Given records

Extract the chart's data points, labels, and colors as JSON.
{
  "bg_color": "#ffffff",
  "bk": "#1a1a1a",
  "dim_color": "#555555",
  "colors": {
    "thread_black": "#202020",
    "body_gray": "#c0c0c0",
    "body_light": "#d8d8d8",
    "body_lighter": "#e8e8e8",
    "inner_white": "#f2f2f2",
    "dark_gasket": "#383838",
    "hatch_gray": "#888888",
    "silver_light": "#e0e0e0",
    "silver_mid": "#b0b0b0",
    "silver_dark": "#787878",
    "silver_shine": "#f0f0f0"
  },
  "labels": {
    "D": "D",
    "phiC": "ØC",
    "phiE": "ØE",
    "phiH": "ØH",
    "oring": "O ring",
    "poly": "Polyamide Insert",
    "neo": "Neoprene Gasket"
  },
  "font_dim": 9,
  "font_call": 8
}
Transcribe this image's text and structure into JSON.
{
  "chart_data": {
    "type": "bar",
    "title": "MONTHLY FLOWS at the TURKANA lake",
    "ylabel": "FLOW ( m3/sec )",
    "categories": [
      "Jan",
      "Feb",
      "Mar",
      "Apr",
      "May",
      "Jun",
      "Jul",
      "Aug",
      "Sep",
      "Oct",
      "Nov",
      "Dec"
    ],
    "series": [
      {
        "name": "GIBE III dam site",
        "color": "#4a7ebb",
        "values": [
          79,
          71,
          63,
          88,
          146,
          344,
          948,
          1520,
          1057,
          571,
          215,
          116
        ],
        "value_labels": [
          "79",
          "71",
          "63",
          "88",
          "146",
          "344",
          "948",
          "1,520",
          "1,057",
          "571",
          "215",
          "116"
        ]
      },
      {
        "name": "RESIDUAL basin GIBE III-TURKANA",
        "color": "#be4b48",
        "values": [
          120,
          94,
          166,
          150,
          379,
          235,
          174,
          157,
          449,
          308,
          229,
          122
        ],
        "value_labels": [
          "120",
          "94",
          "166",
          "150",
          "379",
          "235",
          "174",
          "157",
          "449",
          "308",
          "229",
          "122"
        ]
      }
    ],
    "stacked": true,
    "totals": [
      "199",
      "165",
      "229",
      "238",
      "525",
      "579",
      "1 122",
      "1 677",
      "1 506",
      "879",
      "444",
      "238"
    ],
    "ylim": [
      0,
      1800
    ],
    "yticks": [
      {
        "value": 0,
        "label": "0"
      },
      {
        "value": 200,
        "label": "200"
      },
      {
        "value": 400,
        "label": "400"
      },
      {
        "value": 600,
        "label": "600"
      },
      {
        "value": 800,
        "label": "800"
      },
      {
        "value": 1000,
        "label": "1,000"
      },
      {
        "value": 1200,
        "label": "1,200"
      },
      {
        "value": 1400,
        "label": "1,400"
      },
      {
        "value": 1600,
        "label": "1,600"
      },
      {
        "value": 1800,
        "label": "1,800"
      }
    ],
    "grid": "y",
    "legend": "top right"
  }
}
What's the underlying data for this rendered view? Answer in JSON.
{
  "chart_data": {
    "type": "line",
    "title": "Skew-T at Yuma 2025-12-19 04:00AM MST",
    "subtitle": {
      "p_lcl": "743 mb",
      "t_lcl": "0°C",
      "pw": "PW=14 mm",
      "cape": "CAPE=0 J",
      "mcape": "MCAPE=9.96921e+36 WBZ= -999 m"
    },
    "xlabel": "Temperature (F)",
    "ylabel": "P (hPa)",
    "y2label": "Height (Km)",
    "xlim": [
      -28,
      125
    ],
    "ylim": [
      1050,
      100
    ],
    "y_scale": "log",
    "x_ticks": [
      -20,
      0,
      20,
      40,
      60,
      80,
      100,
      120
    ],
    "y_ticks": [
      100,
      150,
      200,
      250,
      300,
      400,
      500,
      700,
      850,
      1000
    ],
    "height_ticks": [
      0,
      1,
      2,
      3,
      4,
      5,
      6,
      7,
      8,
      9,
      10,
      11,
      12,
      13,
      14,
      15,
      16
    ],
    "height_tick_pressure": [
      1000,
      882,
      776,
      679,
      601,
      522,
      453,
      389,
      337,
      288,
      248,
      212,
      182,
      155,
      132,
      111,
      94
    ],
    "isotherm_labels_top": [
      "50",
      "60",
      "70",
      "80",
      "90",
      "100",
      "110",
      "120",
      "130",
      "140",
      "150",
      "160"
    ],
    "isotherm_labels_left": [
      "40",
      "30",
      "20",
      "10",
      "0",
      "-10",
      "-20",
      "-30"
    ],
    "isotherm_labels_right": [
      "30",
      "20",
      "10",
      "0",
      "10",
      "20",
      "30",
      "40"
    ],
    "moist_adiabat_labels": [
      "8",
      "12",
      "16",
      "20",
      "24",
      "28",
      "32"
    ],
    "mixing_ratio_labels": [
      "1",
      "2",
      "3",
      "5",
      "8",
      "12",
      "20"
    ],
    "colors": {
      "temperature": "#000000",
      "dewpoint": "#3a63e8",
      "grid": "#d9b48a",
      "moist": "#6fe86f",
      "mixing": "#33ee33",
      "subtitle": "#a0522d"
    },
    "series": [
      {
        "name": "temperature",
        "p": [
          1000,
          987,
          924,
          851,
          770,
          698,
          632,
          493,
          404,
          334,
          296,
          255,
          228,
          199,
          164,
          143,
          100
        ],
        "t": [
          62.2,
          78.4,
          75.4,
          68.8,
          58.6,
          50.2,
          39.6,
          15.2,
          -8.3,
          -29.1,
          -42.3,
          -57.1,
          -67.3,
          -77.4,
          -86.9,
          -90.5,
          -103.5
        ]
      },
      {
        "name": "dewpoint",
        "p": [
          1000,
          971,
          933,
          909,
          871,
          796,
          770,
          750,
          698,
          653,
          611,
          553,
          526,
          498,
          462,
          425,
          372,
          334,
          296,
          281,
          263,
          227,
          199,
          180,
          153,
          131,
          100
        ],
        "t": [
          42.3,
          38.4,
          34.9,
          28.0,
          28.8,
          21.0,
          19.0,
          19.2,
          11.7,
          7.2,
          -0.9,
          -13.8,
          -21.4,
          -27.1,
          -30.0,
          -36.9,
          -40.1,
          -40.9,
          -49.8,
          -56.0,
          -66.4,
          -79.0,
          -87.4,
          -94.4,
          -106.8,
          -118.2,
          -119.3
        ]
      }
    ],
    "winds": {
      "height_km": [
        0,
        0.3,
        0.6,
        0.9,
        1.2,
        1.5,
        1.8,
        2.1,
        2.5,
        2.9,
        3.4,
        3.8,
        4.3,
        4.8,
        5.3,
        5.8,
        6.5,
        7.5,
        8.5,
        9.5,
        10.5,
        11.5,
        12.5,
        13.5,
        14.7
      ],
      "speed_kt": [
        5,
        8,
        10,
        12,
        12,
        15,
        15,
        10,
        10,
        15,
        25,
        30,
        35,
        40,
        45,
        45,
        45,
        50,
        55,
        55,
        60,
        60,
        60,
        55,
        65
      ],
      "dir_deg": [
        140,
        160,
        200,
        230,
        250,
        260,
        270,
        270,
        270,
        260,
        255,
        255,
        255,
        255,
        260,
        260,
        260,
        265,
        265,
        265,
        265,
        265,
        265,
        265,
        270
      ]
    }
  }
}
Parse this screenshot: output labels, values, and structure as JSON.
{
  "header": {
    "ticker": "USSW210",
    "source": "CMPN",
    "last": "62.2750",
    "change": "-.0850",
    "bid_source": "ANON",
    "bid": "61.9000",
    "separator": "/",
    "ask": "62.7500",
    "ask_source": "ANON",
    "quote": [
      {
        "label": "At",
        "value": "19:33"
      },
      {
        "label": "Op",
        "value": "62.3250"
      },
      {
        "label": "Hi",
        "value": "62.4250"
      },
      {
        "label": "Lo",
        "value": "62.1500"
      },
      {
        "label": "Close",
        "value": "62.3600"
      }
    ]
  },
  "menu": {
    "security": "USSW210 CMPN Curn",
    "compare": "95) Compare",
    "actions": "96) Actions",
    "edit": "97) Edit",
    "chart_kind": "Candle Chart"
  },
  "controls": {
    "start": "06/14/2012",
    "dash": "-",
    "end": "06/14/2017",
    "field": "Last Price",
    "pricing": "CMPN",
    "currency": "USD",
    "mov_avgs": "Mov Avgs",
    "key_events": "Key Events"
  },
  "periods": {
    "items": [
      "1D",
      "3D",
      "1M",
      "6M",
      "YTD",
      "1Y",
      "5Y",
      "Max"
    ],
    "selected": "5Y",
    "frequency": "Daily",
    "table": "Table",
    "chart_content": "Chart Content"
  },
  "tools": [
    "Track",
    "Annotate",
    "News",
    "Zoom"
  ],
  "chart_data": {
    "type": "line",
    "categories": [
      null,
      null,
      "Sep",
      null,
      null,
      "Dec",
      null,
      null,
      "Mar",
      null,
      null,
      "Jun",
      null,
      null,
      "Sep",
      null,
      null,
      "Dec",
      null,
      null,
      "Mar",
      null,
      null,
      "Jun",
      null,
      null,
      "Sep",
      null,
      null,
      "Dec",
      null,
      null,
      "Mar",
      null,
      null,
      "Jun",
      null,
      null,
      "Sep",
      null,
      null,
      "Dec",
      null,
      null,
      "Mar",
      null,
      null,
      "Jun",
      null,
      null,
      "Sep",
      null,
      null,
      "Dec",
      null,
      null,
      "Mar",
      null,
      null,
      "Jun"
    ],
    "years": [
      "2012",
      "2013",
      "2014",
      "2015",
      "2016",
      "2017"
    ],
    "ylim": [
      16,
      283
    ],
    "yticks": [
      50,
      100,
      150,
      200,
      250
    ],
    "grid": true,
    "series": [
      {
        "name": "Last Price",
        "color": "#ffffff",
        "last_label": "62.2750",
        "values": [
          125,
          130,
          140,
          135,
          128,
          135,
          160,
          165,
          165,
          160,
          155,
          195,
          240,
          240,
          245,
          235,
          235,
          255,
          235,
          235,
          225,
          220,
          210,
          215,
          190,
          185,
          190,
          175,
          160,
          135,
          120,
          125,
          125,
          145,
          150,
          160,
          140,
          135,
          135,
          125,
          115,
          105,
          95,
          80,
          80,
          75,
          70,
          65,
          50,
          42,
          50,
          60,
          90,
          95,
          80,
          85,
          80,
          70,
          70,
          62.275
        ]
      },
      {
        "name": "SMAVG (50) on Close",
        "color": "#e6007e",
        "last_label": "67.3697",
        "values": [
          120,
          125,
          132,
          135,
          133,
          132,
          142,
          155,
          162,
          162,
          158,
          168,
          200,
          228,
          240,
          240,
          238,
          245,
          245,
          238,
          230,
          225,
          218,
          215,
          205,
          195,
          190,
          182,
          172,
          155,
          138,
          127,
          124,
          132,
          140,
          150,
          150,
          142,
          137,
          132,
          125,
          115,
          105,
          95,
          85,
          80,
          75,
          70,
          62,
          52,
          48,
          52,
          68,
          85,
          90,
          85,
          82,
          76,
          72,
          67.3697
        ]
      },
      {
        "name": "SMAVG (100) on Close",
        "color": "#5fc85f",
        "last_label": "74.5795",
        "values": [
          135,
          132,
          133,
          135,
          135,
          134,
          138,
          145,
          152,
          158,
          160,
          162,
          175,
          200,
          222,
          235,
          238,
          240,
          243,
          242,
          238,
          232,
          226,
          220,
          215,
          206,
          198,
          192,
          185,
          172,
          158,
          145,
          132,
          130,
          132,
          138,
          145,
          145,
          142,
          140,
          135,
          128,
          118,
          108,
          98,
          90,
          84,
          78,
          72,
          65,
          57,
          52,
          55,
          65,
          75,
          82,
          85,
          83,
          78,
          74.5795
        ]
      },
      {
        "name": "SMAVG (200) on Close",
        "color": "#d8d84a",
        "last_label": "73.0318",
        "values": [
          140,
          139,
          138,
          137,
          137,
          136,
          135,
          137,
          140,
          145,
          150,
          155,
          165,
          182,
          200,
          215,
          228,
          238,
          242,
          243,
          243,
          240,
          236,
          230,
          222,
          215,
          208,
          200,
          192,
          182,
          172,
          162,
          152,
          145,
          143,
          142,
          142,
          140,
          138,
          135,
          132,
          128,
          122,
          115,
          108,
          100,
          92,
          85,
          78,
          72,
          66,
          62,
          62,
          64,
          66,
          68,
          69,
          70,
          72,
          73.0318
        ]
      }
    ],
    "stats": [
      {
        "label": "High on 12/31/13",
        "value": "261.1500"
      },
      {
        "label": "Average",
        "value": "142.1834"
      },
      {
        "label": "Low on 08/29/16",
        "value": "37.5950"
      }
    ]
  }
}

Exercise objective
Return each line of the listing that holds the string "TURKANA".

Task solution
    "title": "MONTHLY FLOWS at the TURKANA lake",
        "name": "RESIDUAL basin GIBE III-TURKANA",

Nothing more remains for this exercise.